**Stated problem:** Type out the data exactly as given. Skip any image.

**Record excerpts:**
--- Start ---

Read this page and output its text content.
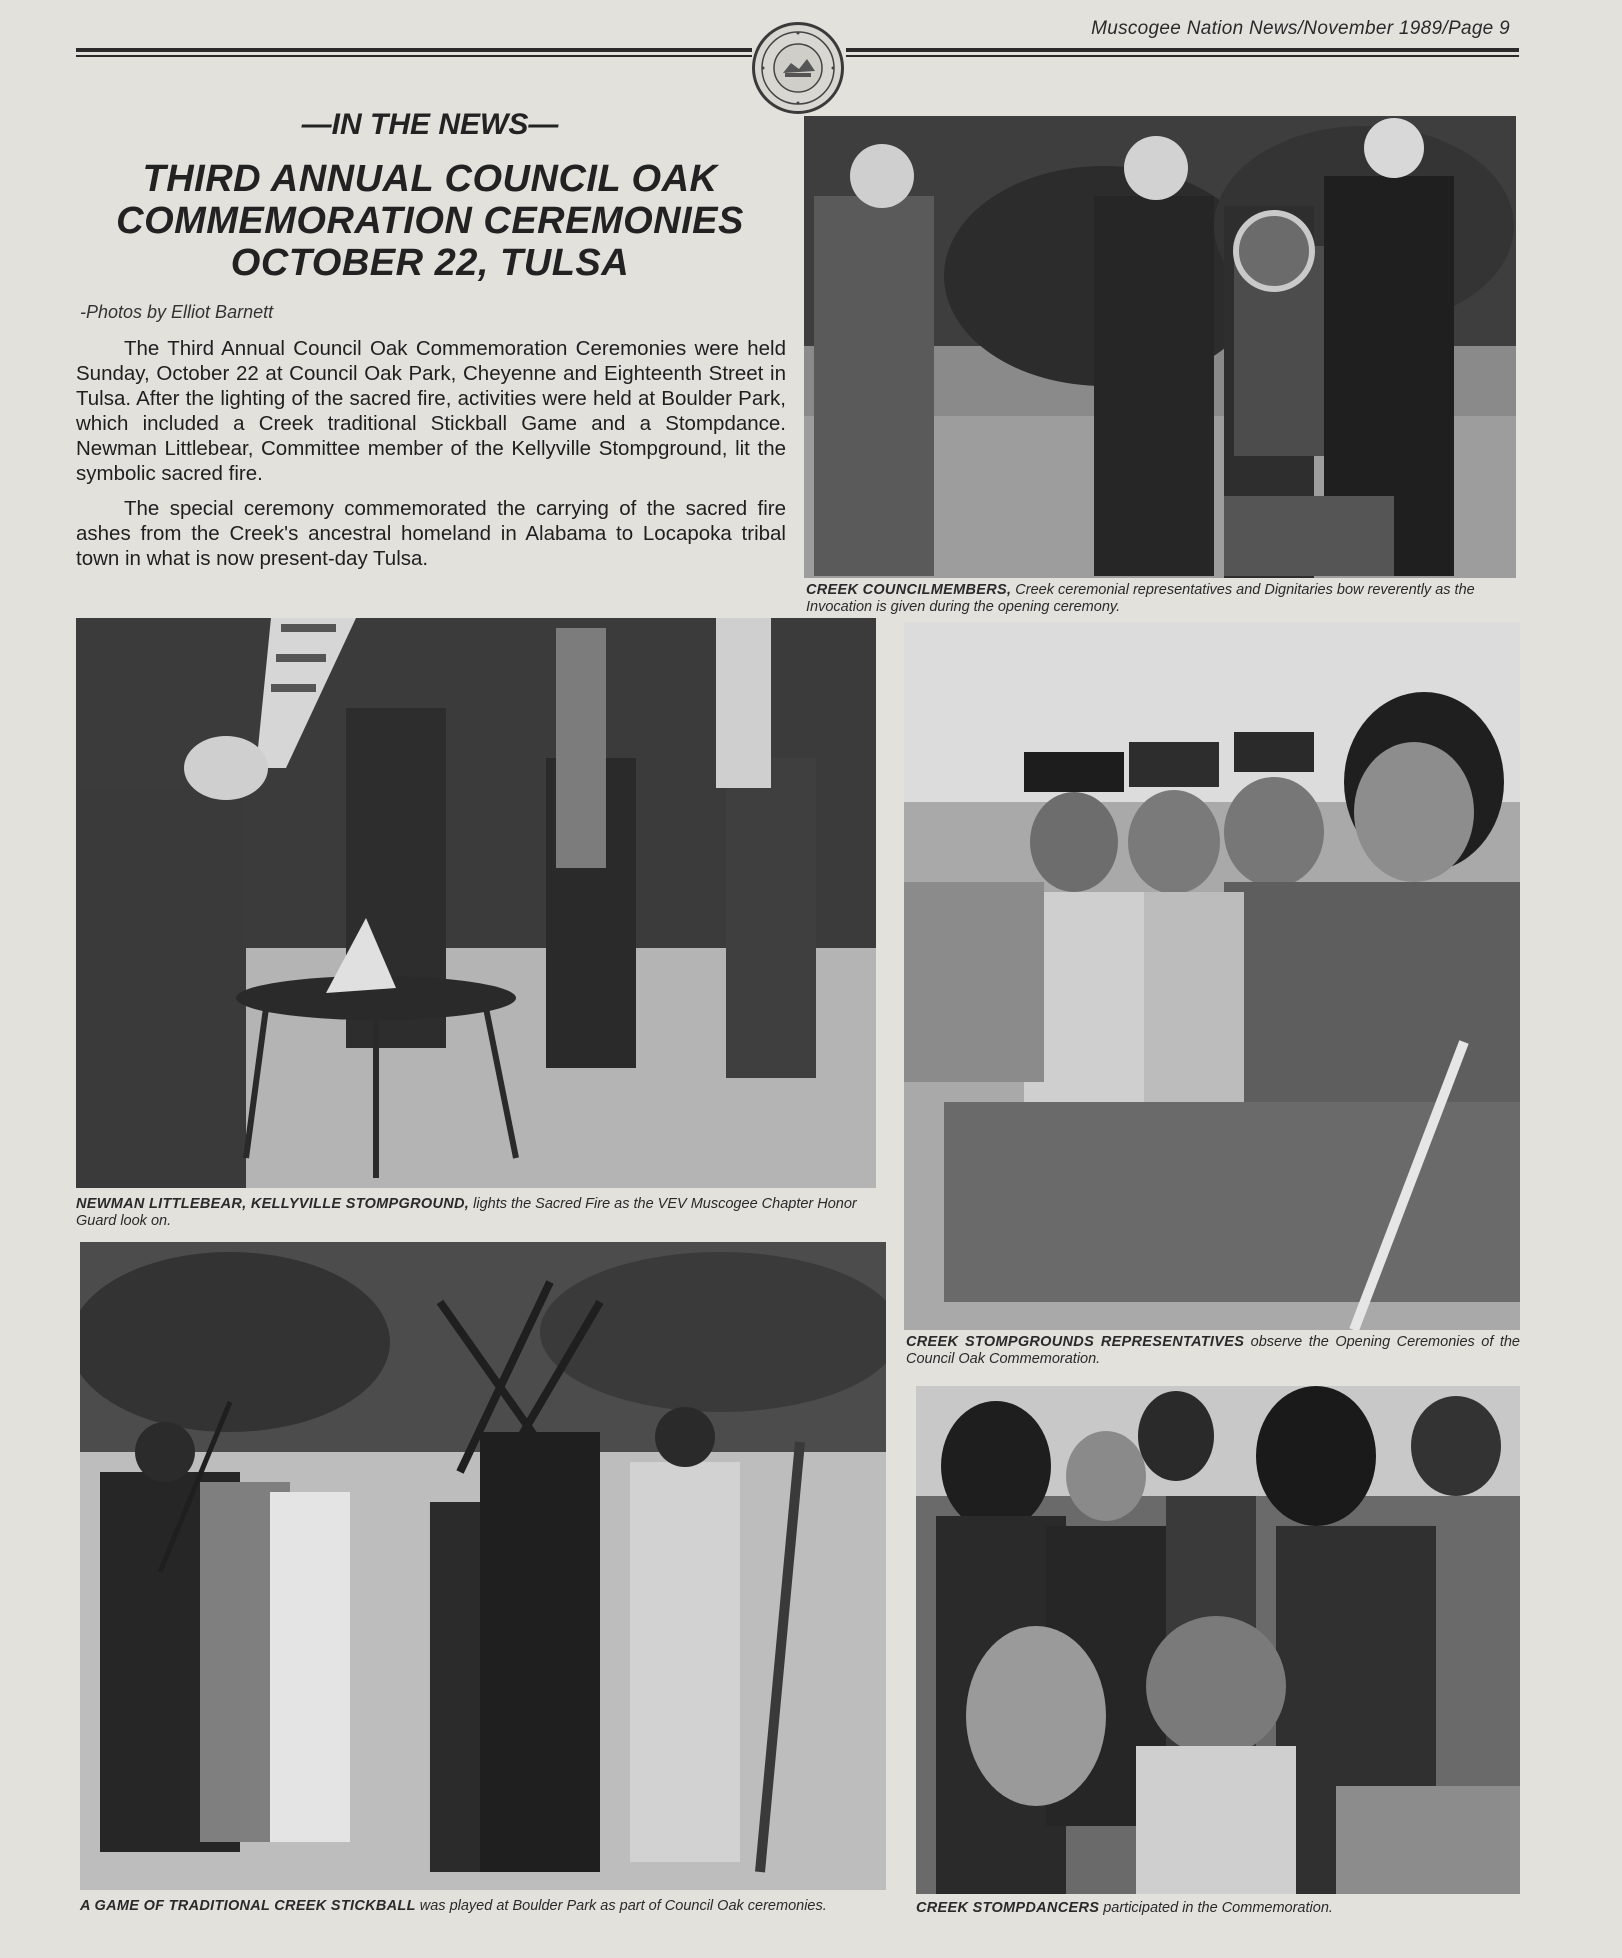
Muscogee Nation News/November 1989/Page 9
—IN THE NEWS—
THIRD ANNUAL COUNCIL OAK
COMMEMORATION CEREMONIES
OCTOBER 22, TULSA
-Photos by Elliot Barnett

The Third Annual Council Oak Commemoration Ceremonies were held Sunday, October 22 at Council Oak Park, Cheyenne and Eighteenth Street in Tulsa. After the lighting of the sacred fire, activities were held at Boulder Park, which included a Creek traditional Stickball Game and a Stompdance. Newman Littlebear, Committee member of the Kellyville Stompground, lit the symbolic sacred fire.

The special ceremony commemorated the carrying of the sacred fire ashes from the Creek's ancestral homeland in Alabama to Locapoka tribal town in what is now present-day Tulsa.

CREEK COUNCILMEMBERS, Creek ceremonial representatives and Dignitaries bow reverently as the Invocation is given during the opening ceremony.
NEWMAN LITTLEBEAR, KELLYVILLE STOMPGROUND, lights the Sacred Fire as the VEV Muscogee Chapter Honor Guard look on.
CREEK STOMPGROUNDS REPRESENTATIVES observe the Opening Ceremonies of the Council Oak Commemoration.
A GAME OF TRADITIONAL CREEK STICKBALL was played at Boulder Park as part of Council Oak ceremonies.	CREEK STOMPDANCERS participated in the Commemoration.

--- End ---

**Task output:**
Read this page and output its text content.
Muscogee Nation News/November 1989/Page 9
—IN THE NEWS—
THIRD ANNUAL COUNCIL OAK
COMMEMORATION CEREMONIES
OCTOBER 22, TULSA
-Photos by Elliot Barnett

The Third Annual Council Oak Commemoration Ceremonies were held Sunday, October 22 at Council Oak Park, Cheyenne and Eighteenth Street in Tulsa. After the lighting of the sacred fire, activities were held at Boulder Park, which included a Creek traditional Stickball Game and a Stompdance. Newman Littlebear, Committee member of the Kellyville Stompground, lit the symbolic sacred fire.

The special ceremony commemorated the carrying of the sacred fire ashes from the Creek's ancestral homeland in Alabama to Locapoka tribal town in what is now present-day Tulsa.

CREEK COUNCILMEMBERS, Creek ceremonial representatives and Dignitaries bow reverently as the Invocation is given during the opening ceremony.
NEWMAN LITTLEBEAR, KELLYVILLE STOMPGROUND, lights the Sacred Fire as the VEV Muscogee Chapter Honor Guard look on.
CREEK STOMPGROUNDS REPRESENTATIVES observe the Opening Ceremonies of the Council Oak Commemoration.
A GAME OF TRADITIONAL CREEK STICKBALL was played at Boulder Park as part of Council Oak ceremonies.	CREEK STOMPDANCERS participated in the Commemoration.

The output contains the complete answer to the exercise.